*What you are asked to do:* Write out, exactly as they appear, only the lines running from the line with "What does this" to the final line of the listing; include both.

+++ Extracted information +++

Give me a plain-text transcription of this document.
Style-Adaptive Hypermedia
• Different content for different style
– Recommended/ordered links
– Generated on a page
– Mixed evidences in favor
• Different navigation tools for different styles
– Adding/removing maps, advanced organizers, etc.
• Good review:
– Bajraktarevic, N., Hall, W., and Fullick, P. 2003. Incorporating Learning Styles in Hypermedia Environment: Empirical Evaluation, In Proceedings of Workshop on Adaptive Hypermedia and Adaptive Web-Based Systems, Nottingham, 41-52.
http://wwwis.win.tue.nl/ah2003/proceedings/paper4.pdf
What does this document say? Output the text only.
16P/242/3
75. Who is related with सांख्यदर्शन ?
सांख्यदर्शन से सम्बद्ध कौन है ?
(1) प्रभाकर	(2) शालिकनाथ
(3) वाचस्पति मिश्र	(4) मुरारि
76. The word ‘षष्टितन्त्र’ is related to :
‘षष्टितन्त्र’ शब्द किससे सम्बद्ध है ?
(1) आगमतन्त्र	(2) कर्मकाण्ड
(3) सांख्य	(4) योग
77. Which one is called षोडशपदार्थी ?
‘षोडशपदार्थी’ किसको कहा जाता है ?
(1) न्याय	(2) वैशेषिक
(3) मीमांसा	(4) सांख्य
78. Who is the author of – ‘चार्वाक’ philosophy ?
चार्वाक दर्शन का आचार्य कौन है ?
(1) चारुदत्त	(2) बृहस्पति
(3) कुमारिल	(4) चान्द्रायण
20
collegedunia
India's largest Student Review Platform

+++

*Final answer:*
What does this document say? Output the text only.
16P/242/3
75. Who is related with सांख्यदर्शन ?
सांख्यदर्शन से सम्बद्ध कौन है ?
(1) प्रभाकर	(2) शालिकनाथ
(3) वाचस्पति मिश्र	(4) मुरारि
76. The word ‘षष्टितन्त्र’ is related to :
‘षष्टितन्त्र’ शब्द किससे सम्बद्ध है ?
(1) आगमतन्त्र	(2) कर्मकाण्ड
(3) सांख्य	(4) योग
77. Which one is called षोडशपदार्थी ?
‘षोडशपदार्थी’ किसको कहा जाता है ?
(1) न्याय	(2) वैशेषिक
(3) मीमांसा	(4) सांख्य
78. Who is the author of – ‘चार्वाक’ philosophy ?
चार्वाक दर्शन का आचार्य कौन है ?
(1) चारुदत्त	(2) बृहस्पति
(3) कुमारिल	(4) चान्द्रायण
20
collegedunia
India's largest Student Review Platform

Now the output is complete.